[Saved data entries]
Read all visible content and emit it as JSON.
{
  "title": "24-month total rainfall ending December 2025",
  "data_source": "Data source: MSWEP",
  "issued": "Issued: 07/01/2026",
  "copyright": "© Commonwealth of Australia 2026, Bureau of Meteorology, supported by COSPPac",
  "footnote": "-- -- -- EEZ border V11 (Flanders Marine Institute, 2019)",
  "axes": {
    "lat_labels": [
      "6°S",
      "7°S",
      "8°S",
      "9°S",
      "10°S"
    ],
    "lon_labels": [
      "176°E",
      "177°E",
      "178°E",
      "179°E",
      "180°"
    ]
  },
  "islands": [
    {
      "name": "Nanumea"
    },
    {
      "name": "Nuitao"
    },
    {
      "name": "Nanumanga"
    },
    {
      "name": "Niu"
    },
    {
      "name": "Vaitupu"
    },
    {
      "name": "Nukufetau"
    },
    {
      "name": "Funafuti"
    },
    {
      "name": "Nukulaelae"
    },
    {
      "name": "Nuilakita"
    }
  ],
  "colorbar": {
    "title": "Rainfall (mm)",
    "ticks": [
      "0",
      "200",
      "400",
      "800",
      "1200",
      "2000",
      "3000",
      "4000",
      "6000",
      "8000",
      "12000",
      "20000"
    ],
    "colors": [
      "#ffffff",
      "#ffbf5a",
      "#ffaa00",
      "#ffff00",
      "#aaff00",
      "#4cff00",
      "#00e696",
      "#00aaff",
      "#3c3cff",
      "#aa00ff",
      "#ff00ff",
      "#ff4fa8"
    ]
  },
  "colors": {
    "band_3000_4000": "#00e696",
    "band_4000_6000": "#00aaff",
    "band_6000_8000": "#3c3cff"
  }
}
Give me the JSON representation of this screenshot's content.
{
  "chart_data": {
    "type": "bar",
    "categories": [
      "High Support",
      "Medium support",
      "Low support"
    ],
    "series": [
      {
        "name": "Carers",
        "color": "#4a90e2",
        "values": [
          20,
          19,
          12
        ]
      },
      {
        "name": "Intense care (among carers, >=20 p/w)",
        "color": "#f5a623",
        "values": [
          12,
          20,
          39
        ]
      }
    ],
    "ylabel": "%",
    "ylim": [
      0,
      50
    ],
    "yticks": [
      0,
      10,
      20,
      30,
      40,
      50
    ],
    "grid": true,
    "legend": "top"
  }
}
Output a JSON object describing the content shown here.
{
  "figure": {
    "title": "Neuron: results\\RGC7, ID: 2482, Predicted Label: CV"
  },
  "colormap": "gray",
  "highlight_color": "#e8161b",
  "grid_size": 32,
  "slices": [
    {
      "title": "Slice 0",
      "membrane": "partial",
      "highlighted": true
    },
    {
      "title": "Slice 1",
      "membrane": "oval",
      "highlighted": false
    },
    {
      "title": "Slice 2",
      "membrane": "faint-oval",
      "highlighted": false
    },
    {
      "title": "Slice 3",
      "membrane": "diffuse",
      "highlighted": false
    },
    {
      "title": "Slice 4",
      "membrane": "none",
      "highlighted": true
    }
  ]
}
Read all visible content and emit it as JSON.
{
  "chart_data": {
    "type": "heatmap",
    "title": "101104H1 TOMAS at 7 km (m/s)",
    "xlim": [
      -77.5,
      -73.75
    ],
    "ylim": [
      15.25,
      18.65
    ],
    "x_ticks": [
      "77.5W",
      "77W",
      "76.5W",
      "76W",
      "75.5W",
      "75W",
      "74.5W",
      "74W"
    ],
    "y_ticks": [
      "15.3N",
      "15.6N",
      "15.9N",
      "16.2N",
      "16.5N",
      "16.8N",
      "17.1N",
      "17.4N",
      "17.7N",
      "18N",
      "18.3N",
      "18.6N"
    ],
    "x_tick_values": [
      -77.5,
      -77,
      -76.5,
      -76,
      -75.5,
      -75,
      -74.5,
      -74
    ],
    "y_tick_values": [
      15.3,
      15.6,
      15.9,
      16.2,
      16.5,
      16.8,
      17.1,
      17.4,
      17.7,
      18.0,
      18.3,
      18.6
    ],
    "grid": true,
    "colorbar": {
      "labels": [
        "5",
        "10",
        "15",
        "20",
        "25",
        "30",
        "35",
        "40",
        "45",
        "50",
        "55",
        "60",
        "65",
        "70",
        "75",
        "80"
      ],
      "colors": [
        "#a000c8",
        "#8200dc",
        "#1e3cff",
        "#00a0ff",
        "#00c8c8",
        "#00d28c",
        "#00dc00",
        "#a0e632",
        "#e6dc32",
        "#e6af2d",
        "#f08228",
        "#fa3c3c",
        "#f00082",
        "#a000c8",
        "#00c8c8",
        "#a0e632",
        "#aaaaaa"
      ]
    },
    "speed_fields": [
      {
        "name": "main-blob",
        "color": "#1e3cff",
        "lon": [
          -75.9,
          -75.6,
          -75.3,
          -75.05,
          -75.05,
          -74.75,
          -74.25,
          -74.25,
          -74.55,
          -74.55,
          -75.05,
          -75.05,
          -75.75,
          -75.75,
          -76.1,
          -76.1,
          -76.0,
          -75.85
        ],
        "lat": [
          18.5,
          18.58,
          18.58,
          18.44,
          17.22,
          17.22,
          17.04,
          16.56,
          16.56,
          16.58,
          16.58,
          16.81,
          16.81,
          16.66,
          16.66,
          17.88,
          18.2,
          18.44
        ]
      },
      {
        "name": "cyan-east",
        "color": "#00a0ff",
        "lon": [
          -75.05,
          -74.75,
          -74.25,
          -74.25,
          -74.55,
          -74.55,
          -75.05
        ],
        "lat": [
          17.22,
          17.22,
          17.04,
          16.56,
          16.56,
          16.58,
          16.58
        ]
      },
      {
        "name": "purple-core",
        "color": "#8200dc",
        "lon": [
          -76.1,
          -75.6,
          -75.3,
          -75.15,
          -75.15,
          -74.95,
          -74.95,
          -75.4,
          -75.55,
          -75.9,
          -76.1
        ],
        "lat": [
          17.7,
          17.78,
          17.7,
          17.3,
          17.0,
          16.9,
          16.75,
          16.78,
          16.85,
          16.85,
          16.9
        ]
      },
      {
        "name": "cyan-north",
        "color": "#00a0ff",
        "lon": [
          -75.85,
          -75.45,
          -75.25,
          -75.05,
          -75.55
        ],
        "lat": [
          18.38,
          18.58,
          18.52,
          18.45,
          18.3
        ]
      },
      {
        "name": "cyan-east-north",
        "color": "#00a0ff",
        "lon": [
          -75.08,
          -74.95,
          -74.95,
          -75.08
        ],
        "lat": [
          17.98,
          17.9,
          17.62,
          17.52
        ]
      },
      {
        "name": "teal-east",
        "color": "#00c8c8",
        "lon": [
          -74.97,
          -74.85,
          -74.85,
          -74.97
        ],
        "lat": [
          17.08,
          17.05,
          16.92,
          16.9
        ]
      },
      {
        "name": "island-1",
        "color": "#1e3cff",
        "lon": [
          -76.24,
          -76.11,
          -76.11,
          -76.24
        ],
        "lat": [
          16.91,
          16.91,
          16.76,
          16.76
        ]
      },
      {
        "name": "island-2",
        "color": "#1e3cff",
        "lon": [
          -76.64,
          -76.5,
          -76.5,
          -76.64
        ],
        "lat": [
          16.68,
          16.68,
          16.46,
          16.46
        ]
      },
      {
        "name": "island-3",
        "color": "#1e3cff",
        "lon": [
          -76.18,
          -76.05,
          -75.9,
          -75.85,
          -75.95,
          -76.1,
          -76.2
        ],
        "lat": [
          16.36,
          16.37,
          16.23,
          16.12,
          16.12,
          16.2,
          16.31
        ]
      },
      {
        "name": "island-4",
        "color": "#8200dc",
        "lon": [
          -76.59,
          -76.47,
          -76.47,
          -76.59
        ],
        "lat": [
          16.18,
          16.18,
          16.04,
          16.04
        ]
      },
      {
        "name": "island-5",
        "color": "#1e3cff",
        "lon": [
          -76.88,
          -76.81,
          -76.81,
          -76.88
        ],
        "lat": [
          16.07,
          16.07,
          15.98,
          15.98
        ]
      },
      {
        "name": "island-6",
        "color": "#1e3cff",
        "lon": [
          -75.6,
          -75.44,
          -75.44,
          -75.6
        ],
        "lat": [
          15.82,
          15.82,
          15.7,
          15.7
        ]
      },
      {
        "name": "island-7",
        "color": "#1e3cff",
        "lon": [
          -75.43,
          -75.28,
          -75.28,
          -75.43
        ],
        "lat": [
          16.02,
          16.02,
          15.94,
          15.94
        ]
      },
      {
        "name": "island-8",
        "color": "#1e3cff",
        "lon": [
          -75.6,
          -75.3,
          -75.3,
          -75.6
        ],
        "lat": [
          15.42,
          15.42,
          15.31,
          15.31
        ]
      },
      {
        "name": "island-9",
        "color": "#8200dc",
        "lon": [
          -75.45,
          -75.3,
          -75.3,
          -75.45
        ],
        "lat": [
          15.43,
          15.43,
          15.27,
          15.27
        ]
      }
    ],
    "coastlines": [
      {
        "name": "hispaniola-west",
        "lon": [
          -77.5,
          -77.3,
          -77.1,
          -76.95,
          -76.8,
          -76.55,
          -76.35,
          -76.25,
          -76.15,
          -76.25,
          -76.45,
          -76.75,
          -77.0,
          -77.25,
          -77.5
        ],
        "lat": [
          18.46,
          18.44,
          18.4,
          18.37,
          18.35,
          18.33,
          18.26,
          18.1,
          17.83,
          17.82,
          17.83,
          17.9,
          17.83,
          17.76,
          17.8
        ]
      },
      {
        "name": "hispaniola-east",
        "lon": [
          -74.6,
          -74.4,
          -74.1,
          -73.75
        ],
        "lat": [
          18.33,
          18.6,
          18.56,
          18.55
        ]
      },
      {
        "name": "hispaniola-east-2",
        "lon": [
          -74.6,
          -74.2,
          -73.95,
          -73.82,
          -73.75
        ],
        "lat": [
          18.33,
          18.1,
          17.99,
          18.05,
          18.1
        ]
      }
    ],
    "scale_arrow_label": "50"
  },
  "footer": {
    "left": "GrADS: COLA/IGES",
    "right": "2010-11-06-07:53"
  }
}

→ **Exercise description**
Copy out every line of the listing that includes the string "cyan".

→ **Solution**
        "name": "cyan-east",
        "name": "cyan-north",
        "name": "cyan-east-north",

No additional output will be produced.